> [AVAILABLE DATA]
□ □ □

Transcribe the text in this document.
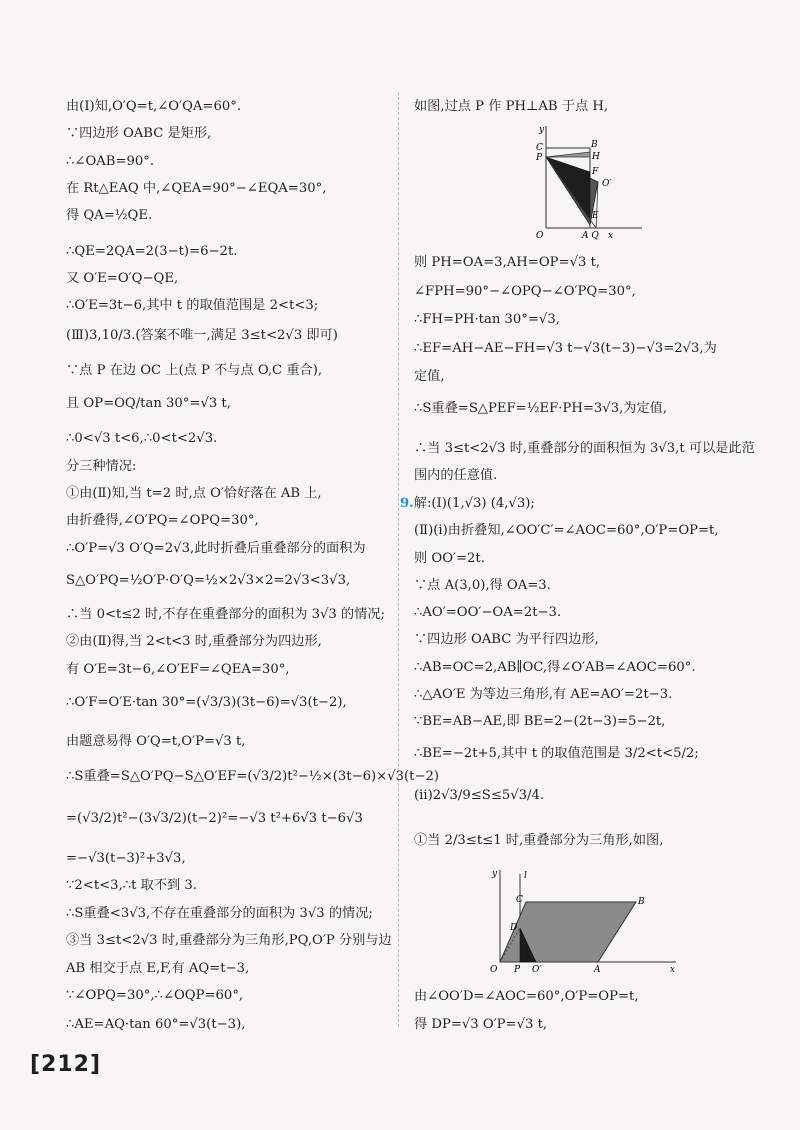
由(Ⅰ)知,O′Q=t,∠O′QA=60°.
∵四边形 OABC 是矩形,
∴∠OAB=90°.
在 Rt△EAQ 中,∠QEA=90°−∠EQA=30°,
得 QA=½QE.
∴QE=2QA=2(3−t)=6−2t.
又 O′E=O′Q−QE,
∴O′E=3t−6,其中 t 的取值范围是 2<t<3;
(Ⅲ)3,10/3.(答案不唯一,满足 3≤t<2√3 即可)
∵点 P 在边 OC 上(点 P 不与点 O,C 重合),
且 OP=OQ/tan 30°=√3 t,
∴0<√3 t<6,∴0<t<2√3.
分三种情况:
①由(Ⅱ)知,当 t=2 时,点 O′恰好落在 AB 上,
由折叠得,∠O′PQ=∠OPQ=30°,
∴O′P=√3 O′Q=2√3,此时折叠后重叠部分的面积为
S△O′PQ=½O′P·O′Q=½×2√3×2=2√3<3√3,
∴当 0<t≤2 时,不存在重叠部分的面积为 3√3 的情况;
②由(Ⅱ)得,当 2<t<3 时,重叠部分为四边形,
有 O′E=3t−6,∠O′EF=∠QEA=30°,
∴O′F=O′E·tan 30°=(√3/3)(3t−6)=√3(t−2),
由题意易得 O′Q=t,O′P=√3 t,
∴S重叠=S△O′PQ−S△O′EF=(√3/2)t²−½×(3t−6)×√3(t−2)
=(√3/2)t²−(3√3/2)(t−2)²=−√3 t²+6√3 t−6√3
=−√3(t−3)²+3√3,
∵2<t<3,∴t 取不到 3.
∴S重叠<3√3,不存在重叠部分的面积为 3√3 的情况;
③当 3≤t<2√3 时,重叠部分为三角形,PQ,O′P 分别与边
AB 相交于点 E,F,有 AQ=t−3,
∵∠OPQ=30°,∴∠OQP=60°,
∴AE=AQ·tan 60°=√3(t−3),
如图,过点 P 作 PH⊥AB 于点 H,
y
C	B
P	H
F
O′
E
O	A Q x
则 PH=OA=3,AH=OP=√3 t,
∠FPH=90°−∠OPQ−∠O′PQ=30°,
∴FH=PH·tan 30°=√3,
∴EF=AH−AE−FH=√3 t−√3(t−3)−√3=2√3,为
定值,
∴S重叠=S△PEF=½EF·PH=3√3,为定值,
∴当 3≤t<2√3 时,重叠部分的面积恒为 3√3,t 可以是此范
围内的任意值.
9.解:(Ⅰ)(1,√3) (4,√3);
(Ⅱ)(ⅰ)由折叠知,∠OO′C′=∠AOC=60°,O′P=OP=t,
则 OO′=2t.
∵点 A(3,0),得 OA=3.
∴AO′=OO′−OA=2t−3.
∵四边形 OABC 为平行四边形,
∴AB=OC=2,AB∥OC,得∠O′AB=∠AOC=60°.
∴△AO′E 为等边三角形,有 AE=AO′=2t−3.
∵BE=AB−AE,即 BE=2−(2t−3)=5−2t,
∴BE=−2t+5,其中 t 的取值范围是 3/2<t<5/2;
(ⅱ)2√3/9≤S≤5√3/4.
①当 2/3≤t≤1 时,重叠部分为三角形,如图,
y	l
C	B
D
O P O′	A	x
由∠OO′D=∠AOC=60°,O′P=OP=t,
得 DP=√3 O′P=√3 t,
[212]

□ □ □

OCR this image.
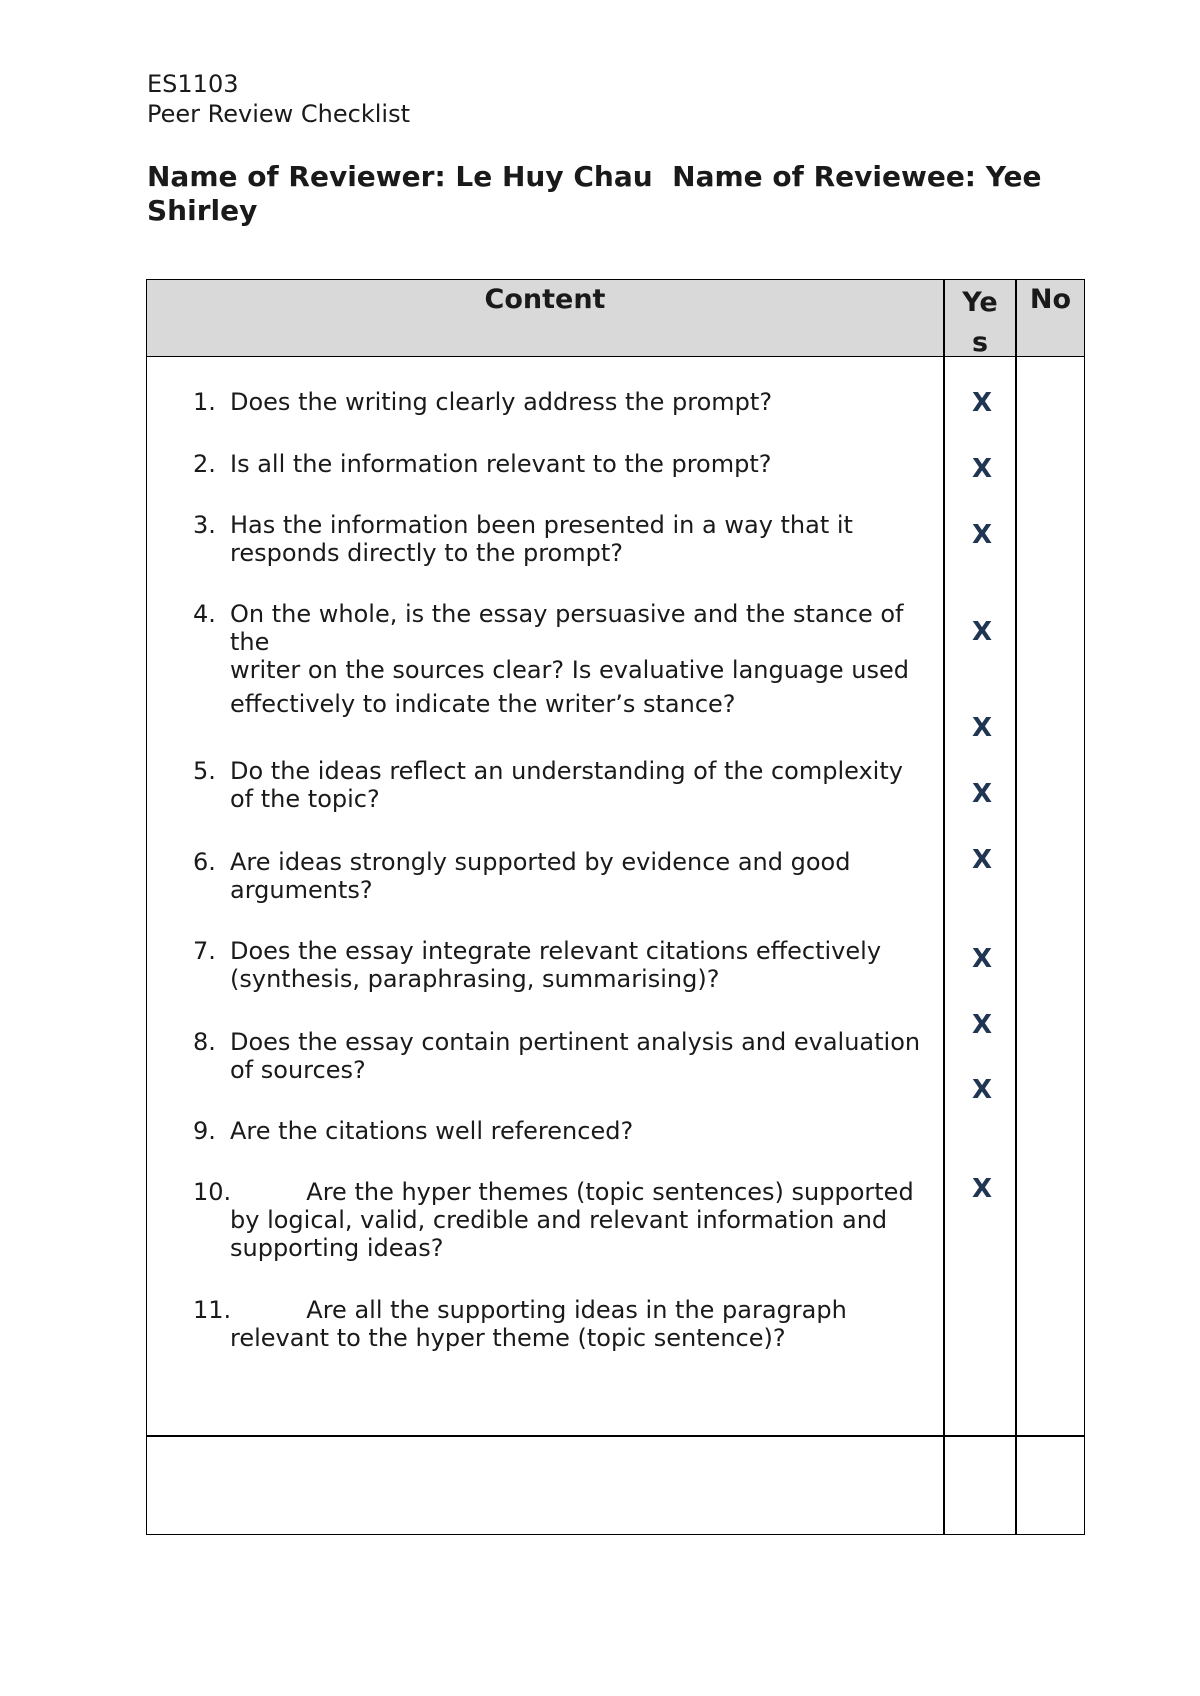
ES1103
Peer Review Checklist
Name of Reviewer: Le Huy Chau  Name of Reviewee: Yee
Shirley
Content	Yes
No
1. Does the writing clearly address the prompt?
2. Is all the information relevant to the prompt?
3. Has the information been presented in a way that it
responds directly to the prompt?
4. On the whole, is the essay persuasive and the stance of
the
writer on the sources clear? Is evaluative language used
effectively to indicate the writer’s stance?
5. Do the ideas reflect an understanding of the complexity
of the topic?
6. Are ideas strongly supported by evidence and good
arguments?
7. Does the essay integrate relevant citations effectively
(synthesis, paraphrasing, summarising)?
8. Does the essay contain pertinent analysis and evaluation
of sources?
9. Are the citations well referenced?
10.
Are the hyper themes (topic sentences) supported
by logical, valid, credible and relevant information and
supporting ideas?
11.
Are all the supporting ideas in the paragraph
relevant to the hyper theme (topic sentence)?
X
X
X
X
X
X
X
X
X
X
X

□ □ □

> [WHAT IS EXPECTED] From the entries above, copy each line holding "不存在重叠部分的面积为".

> [OUTPUT FOR THIS EXERCISE]
∴当 0<t≤2 时,不存在重叠部分的面积为 3√3 的情况;
∴S重叠<3√3,不存在重叠部分的面积为 3√3 的情况;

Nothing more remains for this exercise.